Perhaps the most significant change in our freshman year — an omen of things to come upon our return as sophomores — was the transition of the College to a Reserve Officers’ Training Camp, a status obtained by the inclusion in the art curriculum, for credit, of a three-hour weekly course in Military Art and Science. Hamilton’s 135-man “battalion,” half of whose strength was contributed by our class, was divided into two companies under the respective commands of “Flatfoot” Carruth and Professor Clarke. Although wooden guns were already available in limited supply, we lived throughout most of the year in the unfulfilled hope that 100 promised real-life rifles would arrive.
June of our freshman year saw the graduation of 24 seniors, who enjoyed the full gamut of Commencement exercises. Our own class participated in McKinney Prize speaking, with the honors going to Walt Parker and Frank Fry. Shortly before Commencement the upperclassmen, by unanimously abolishing Paint Night, had seemed to deprive us of our birthright. The action was labeled as strictly a war measure, on the grounds that this quaint and somewhat primitive introduction to the life of the College would deter the needed recruitment of sub-freshmen for the upcoming Class of ’22. However, under the benign influence of Prexy Ferry, the custom, as we know, was never revived.
As our sophomore year began, the war came closer home. Almost all of our own class, shortly after our arrival on the Hill in the fall of 1918, were inducted into military service as members of the Students’ Army Training Corps. We thereafter purportedly continued our College education, with tuition paid, and at the same time were furnished with board and lodging and $30 per month. Added to the faculty were Captain Clarence Emmet Ferguson, as commanding officer, and four recently commissioned second lieutenants.
The printed record gives little help to our recollections of this period; for Hamilton Life ceased publication; and The Hamiltonian of the following Spring, as well as the College Catalogue, showed an understandable desire to “scrub” that part of our College life.

+-------+

## TASKS TO PERFORM
A: In the Hamilton College text, retype the passage starting at "As our sophomore" and ending at "commissioned second lieutenants.".
B: In the Hamilton College text, what monthly pay did class members receive after their induction into the Students' Army Training Corps?

## RECORDS SUPPLIED
+-------+

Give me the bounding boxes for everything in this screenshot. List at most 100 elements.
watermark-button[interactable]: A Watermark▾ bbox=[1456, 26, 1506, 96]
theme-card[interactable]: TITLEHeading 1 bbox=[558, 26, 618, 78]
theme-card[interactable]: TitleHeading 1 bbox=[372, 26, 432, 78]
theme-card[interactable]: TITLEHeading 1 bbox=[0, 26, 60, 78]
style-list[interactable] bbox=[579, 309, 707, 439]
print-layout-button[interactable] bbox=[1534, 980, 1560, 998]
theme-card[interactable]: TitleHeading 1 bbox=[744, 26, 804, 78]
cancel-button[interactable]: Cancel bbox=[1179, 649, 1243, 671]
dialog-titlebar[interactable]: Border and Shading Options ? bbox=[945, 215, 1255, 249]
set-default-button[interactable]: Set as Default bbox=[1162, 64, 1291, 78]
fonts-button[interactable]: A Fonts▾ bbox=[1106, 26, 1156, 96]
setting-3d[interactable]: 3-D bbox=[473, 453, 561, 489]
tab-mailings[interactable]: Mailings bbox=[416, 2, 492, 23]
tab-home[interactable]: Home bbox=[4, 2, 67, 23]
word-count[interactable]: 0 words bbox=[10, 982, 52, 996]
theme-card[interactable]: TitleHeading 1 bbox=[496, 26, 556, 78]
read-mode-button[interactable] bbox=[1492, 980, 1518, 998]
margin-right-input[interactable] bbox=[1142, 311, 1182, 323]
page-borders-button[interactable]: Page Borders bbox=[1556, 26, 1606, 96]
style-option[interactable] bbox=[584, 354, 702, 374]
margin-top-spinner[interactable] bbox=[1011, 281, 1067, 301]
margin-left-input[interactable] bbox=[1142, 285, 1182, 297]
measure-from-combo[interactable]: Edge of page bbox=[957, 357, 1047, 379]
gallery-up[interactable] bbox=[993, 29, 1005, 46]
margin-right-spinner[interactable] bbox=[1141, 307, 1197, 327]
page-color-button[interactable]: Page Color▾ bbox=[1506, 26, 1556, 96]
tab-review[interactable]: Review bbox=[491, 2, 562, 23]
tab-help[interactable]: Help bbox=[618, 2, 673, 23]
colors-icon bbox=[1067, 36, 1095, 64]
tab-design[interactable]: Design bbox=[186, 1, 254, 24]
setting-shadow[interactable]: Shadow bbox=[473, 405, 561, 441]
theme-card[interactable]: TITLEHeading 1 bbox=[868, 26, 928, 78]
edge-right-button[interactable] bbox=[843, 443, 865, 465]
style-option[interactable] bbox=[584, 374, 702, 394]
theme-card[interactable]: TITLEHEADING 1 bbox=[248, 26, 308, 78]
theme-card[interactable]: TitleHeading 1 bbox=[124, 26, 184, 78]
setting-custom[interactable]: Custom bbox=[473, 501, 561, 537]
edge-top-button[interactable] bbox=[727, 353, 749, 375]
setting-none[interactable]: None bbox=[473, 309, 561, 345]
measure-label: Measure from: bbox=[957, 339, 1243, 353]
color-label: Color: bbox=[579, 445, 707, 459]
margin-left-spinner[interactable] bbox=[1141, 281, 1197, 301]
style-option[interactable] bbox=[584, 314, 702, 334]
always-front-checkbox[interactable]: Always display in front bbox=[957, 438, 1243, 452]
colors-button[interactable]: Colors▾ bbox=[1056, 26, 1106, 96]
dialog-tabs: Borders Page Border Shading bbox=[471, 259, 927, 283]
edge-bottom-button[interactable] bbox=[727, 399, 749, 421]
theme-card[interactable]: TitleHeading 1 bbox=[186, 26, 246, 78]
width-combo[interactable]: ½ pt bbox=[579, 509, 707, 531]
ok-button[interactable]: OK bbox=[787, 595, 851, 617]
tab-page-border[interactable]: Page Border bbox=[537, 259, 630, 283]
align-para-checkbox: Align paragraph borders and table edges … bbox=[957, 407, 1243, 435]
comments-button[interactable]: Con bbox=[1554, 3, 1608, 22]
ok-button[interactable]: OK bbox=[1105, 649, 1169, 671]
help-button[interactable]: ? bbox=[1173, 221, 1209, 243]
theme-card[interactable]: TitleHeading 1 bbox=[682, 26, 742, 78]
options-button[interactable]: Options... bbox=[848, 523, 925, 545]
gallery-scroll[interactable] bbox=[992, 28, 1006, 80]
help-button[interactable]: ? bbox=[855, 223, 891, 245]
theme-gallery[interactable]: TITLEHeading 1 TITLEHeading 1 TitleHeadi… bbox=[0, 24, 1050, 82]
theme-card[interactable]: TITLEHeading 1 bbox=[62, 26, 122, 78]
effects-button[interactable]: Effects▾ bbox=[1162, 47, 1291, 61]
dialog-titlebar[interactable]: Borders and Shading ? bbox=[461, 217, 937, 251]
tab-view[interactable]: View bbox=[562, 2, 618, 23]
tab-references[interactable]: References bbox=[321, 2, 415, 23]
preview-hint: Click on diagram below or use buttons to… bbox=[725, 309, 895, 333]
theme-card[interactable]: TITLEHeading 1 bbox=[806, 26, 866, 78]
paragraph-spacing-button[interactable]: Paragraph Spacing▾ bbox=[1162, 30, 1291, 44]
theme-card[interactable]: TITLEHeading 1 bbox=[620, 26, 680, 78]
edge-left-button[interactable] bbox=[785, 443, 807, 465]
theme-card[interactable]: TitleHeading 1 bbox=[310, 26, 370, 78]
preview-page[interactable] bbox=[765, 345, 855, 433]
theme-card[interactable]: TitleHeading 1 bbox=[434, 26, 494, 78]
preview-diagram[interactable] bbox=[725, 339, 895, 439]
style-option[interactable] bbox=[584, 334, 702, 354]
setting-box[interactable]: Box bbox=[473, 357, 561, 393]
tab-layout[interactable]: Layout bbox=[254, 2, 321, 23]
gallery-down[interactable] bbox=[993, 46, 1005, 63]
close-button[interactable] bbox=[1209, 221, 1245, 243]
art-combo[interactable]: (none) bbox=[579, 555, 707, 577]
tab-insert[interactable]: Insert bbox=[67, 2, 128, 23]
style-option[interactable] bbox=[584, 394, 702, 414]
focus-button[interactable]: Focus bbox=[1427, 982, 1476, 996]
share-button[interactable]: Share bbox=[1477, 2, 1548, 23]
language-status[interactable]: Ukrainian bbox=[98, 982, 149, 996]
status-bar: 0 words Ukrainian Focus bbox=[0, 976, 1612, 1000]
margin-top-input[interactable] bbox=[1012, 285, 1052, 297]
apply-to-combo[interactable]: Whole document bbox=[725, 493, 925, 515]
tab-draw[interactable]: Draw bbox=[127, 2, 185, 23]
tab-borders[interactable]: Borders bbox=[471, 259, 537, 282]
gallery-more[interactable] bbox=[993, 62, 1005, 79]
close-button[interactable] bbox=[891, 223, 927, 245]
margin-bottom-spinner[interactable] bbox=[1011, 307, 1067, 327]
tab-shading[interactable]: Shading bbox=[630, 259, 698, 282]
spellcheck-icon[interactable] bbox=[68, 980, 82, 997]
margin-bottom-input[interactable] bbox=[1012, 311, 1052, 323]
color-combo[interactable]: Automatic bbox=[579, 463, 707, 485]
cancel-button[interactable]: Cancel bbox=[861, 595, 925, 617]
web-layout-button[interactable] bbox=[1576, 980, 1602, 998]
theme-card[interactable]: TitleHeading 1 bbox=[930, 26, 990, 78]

+-------+

## ANSWERS
A:
As our sophomore year began, the war came closer home. Almost all of our own class, shortly after our arrival on the Hill in the fall of 1918, were inducted into military service as members of the Students’ Army Training Corps. We thereafter purportedly continued our College education, with tuition paid, and at the same time were furnished with board and lodging and $30 per month. Added to the faculty were Captain Clarence Emmet Ferguson, as commanding officer, and four recently commissioned second lieutenants.

B: $30 per month